Appeals from the United States District Court for the Central District of Illinois, No. 84-3053 -- Richard Mills, Judge.
Easterbrook, Ripple and Kanne, Circuit Judges.
Michael J. Scully and Peter D. Scully, as trustees of nine trusts established for members of the Scully family, brought this action against the United States seeking a refund of $274,583 in income taxes paid by the trusts. The trustees argued that the trusts were entitled to the refund because the trusts had sold 980 acres of real estate at a loss of more than $500 per acre. The district court granted the government's motion for summary judgment on the ground that section 267(b)(5) of the Internal Revenue Code of 1954 (Code) disallowed the loss. The trustees appealed. During the pendency of that appeal, the government changed its position and concluded that section 267(b)(5) did not disallow the loss, but that section 267(b)(6) did so. Based on the government's change of position, this court remanded the case to the district court so that the trustees could file a motion seeking relief from the district court judgment under Rule 60(b) of the Federal Rules of Civil Procedure.*fn1 On remand, the district court denied the trustees' motion and reaffirmed its earlier judgment. It adhered to its earlier view that section 267(b)(5) was the applicable section and that this section disallowed the trusts' claimed loss. The trustees, in accordance with the earlier ruling of this court, then filed an appeal from the district court's denial of the Rule 60(b) motion that was consolidated with their earlier appeal.
We conclude that the loss was properly disallowed. However, we affirm the judgment of the district court on the ground that Code section 165 does not permit deduction of the loss, and not on the rationale relied upon by the district court.
In the 1850's, William Scully, a native of Ireland, purchased 46,000 acres of land in central Illinois. Rather than farm this land himself, Mr. Scully chose to lease the land in a fashion similar to the one his family had used in Ireland for many years. Under this system, the typical lease term was only one year, but the tenants were assured that their lease would be renewed if they paid their rent promptly in cash and if they properly maintained their property. The tenants were required and encouraged to construct and maintain buildings, fences and other improvements. If the tenant wished to move or retire, he was entitled to sell his improvements to a succeeding tenant, if acceptable to Mr. Scully, as if those improvements were personal property.

■ **Task description**: Rewrite everything in the appeals court opinion from "Appeals from the" down to "Kanne, Circuit Judges.", renaming "Circuit Judges" as "Circuit Court Judges". The records have no connection to the appeals court opinion.

■ **Page layout coordinates**:
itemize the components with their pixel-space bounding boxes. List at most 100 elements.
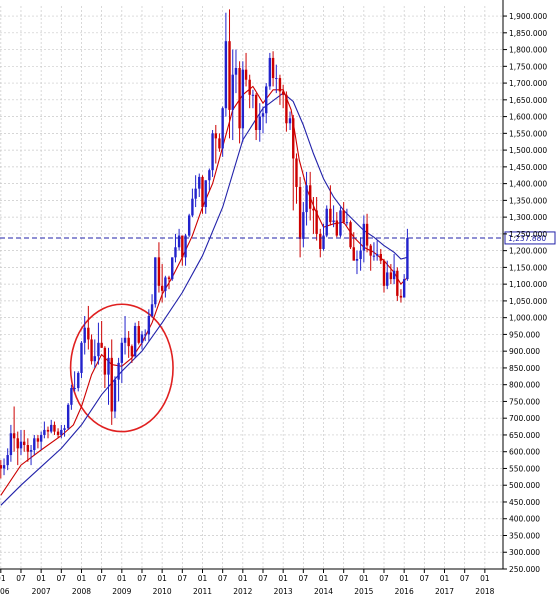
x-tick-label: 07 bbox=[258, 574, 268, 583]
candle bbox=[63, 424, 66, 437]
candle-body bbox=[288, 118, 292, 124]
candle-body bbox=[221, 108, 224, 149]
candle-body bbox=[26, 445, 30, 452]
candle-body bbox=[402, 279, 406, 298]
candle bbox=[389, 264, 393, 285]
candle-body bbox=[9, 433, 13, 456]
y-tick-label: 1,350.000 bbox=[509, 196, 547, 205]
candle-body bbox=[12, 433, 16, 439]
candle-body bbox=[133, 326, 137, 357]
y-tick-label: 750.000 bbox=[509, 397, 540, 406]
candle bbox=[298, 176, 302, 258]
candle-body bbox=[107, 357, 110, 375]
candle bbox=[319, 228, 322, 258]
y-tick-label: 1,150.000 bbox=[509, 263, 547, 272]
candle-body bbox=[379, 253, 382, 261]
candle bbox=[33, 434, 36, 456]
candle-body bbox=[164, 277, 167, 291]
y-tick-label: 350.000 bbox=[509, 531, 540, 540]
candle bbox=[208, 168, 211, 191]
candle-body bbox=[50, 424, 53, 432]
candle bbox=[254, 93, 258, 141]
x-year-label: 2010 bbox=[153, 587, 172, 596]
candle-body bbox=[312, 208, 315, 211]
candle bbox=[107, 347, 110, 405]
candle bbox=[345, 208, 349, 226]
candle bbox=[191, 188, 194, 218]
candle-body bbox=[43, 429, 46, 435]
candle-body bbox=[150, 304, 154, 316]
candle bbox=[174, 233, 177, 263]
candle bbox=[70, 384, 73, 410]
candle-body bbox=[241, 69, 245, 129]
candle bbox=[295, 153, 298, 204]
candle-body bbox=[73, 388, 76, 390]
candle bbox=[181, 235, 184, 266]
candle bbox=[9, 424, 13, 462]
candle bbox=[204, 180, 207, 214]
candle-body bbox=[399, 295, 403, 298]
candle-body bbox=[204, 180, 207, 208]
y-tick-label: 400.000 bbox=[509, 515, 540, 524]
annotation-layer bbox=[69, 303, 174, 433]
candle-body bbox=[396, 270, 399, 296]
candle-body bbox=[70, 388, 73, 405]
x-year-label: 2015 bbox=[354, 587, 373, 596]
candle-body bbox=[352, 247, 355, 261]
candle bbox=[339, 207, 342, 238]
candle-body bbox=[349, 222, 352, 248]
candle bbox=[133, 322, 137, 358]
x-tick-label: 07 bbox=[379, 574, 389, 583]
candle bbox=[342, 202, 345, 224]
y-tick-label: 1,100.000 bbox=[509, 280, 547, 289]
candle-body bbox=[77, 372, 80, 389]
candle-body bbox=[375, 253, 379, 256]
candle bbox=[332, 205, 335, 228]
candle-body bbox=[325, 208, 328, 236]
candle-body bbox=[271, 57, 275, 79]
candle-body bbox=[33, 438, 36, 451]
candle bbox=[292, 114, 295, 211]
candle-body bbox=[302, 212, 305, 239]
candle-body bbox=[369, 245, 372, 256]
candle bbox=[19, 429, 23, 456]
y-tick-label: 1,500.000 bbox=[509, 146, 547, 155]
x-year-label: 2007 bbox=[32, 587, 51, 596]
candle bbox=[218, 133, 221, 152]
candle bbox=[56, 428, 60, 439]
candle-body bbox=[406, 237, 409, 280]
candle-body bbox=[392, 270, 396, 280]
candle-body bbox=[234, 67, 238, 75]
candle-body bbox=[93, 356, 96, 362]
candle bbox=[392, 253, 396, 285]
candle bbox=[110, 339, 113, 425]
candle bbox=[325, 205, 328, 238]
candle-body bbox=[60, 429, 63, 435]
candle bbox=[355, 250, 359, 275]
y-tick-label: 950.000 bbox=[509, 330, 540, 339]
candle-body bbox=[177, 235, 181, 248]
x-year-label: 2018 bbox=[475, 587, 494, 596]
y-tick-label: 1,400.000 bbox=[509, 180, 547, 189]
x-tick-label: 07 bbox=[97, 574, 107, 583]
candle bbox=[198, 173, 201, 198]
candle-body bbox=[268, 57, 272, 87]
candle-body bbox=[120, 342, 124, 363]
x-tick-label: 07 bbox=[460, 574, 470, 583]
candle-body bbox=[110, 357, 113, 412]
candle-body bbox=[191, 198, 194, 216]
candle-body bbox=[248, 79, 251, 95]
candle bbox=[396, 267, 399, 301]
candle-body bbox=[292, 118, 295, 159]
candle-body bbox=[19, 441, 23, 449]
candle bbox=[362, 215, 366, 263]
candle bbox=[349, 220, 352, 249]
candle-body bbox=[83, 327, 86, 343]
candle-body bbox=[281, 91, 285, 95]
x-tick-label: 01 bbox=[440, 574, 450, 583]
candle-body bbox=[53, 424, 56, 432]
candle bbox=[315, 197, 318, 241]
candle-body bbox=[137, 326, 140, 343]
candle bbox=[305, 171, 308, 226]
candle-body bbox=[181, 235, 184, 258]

■ **The result**:
Appeals from the United States District Court for the Central District of Illinois, No. 84-3053 -- Richard Mills, Judge.
Easterbrook, Ripple and Kanne, Circuit Court Judges.